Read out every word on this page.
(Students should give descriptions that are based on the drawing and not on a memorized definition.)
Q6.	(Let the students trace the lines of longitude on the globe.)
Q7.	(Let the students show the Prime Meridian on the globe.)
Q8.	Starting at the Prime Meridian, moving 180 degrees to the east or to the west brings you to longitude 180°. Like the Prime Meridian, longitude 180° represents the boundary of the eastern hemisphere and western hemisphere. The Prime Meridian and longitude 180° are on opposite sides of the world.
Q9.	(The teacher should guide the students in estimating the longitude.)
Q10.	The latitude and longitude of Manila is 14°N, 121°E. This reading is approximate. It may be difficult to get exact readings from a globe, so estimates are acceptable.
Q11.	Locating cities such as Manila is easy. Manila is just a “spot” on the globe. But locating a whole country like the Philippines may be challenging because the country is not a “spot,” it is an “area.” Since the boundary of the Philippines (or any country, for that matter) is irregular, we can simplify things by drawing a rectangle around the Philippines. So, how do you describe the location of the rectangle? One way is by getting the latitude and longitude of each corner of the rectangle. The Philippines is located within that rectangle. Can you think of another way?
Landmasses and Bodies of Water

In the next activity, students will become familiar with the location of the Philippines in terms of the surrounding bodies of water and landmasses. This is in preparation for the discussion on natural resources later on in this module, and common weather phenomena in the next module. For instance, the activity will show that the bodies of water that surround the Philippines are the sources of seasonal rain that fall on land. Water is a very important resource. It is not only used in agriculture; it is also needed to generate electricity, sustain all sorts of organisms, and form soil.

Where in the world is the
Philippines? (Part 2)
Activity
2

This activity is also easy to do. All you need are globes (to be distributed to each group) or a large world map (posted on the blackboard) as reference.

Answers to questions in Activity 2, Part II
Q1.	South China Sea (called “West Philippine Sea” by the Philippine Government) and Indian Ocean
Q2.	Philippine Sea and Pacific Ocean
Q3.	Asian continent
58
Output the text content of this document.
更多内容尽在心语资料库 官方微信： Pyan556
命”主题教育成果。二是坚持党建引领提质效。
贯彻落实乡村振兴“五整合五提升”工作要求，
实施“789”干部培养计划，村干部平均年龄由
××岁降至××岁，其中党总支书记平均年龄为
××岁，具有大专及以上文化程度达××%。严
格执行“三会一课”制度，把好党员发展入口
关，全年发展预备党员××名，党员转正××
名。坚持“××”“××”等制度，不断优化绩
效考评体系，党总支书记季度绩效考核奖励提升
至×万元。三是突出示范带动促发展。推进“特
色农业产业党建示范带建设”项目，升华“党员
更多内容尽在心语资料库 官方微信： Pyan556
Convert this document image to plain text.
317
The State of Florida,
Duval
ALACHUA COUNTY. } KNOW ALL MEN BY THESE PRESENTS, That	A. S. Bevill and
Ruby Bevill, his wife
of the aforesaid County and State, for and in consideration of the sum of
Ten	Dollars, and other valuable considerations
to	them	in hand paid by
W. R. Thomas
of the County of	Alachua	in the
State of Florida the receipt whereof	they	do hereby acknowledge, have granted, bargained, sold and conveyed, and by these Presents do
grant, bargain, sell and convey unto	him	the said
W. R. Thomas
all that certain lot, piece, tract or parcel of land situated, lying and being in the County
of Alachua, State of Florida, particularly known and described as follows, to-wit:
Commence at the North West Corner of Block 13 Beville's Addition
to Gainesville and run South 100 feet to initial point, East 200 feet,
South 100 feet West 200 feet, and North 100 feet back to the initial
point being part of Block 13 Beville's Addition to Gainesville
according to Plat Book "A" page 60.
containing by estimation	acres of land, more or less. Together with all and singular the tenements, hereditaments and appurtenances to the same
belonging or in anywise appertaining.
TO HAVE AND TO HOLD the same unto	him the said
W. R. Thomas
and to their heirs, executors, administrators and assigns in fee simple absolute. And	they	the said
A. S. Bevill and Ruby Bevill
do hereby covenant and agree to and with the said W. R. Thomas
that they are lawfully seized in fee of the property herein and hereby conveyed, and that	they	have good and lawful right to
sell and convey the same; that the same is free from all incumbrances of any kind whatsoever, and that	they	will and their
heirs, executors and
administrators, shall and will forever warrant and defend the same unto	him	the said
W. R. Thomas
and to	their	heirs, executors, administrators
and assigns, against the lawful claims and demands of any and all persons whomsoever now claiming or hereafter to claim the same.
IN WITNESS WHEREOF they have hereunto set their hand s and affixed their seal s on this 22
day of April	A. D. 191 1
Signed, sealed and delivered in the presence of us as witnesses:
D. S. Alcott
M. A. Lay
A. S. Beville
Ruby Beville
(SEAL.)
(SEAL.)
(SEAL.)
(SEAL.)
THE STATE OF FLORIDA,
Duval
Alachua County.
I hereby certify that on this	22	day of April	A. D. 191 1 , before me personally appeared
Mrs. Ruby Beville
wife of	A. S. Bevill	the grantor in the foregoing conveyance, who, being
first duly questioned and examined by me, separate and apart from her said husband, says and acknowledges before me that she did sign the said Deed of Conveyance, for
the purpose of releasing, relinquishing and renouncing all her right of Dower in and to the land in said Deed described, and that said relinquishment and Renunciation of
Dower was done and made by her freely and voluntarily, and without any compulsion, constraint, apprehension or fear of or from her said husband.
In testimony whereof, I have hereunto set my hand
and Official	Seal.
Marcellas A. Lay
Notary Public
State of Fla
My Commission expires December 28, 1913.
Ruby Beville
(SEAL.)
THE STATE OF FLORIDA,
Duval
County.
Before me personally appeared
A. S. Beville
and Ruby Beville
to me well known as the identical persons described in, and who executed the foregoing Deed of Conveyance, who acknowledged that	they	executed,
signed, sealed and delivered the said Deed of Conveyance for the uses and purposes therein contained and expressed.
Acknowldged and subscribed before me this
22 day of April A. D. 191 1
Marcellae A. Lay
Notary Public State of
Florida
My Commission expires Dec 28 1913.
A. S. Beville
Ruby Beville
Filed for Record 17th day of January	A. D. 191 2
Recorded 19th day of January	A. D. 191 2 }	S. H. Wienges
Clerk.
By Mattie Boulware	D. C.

---

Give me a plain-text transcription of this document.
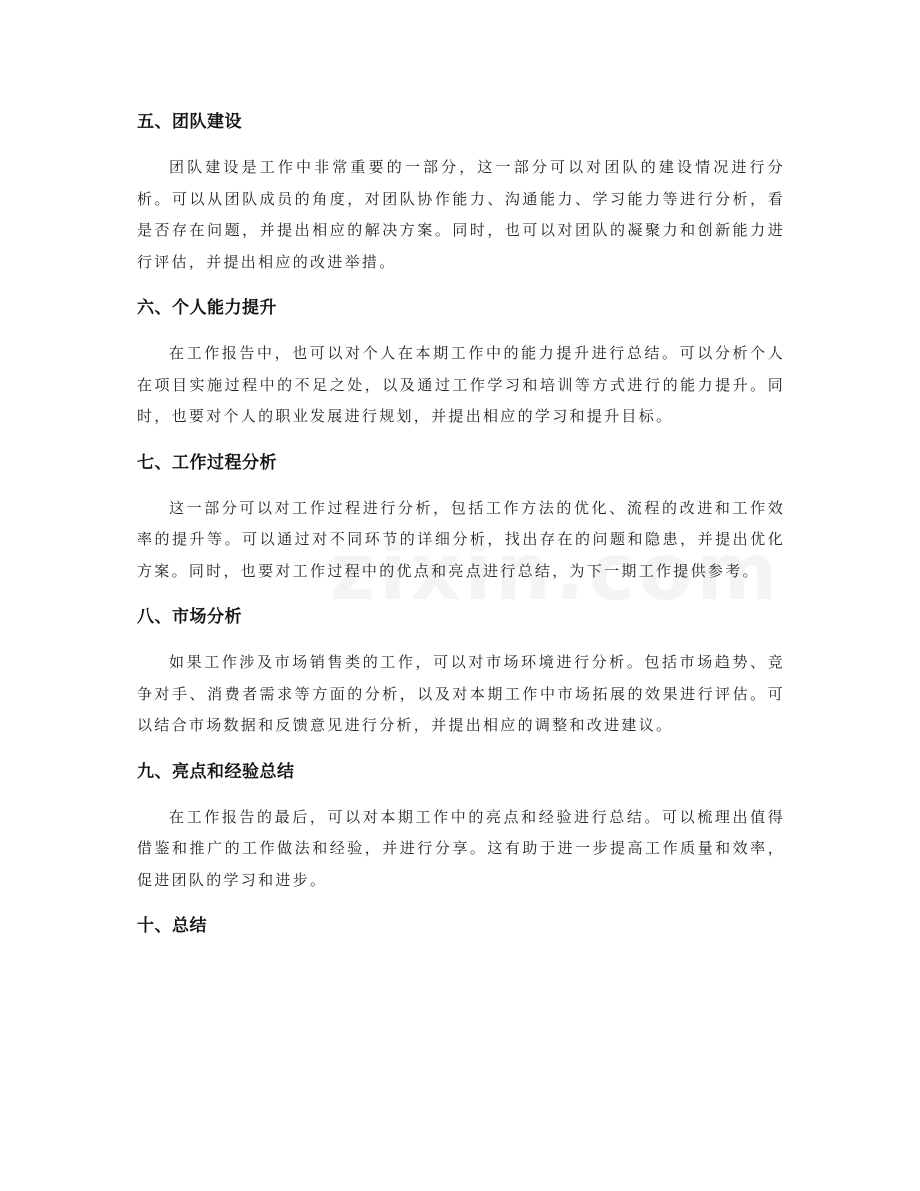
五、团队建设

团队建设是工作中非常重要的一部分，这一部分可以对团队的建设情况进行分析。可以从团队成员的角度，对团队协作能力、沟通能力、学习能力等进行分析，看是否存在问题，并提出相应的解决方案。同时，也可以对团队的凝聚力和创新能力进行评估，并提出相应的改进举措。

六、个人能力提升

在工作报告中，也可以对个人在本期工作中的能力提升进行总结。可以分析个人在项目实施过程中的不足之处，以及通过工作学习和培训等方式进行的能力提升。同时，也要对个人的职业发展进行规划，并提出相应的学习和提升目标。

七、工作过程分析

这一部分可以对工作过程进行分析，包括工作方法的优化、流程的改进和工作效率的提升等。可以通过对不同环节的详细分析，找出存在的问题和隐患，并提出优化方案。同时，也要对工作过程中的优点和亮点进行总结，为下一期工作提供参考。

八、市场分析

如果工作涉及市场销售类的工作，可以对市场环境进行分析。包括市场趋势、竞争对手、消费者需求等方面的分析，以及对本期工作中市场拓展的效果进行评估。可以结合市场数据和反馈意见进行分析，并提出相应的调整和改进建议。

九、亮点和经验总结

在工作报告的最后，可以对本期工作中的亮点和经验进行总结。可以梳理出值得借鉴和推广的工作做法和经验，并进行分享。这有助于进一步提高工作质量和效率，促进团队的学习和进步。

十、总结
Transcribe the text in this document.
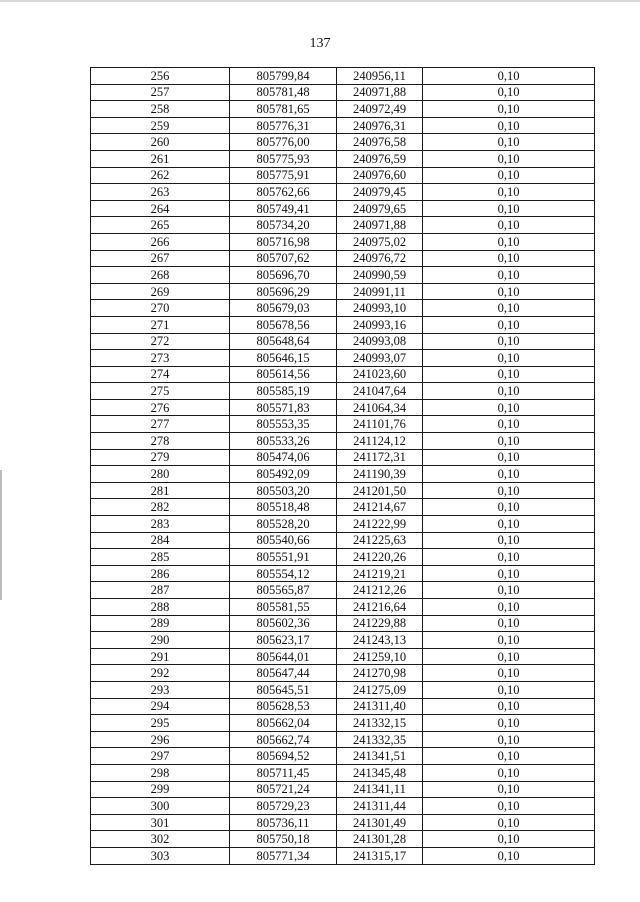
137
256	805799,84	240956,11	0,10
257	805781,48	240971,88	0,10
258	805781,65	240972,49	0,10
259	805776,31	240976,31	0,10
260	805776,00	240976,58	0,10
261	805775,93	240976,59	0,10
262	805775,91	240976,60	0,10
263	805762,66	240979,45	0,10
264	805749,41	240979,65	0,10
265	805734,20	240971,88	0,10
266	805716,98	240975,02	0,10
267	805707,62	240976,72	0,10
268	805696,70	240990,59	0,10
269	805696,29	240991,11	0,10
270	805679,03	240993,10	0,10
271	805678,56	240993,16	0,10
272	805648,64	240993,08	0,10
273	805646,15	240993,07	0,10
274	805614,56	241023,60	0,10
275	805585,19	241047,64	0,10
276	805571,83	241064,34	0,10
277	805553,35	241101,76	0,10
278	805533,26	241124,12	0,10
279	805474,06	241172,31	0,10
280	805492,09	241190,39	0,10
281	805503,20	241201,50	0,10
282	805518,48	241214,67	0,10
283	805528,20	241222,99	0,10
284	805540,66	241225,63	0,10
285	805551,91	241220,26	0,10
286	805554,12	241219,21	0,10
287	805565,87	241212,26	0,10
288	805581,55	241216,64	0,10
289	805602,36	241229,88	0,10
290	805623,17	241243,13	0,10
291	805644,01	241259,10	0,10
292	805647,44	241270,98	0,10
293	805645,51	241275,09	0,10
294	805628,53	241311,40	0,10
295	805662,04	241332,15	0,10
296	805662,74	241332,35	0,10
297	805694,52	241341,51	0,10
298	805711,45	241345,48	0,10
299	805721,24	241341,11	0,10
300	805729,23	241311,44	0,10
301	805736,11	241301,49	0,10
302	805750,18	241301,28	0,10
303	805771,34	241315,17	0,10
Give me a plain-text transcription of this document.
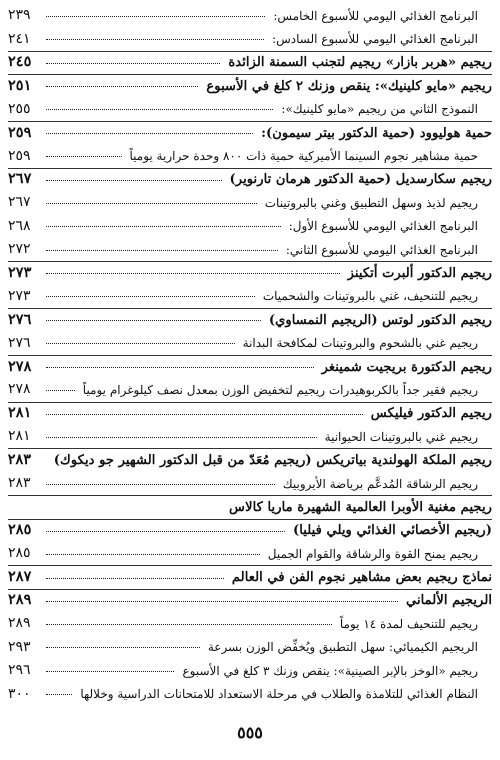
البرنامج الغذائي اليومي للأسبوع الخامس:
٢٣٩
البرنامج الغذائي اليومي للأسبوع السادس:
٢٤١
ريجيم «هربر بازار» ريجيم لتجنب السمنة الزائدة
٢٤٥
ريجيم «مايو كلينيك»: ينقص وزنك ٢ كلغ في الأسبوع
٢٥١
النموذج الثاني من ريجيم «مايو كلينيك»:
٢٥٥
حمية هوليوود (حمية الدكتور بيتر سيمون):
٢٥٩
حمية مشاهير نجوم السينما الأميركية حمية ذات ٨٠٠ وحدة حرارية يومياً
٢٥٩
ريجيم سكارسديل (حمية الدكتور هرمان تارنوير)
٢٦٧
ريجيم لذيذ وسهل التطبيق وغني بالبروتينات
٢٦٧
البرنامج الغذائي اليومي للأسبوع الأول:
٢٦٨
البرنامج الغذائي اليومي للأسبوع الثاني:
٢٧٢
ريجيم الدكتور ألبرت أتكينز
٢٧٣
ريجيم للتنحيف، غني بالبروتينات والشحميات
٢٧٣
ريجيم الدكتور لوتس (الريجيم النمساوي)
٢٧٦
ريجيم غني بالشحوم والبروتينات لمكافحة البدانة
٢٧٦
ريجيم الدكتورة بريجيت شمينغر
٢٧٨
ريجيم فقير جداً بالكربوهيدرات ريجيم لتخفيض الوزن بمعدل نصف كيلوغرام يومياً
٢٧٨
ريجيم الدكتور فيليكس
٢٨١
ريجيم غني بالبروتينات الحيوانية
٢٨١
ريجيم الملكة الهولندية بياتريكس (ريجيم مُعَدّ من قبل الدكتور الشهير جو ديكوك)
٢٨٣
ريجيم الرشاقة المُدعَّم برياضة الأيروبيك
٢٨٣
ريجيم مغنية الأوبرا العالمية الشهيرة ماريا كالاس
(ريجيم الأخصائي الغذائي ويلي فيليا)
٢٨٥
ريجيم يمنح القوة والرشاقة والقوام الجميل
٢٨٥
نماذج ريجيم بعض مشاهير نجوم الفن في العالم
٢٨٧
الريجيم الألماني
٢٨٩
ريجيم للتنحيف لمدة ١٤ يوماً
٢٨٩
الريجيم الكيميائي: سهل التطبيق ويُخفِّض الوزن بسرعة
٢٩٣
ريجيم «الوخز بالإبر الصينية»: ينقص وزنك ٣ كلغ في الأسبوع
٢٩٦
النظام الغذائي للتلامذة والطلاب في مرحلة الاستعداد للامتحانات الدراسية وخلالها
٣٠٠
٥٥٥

- WHAT YOU SHOULD DO
How many lines of the listing above include the word "location"? State the number and nothing else.

- ANSWER TO THIS EXERCISE
2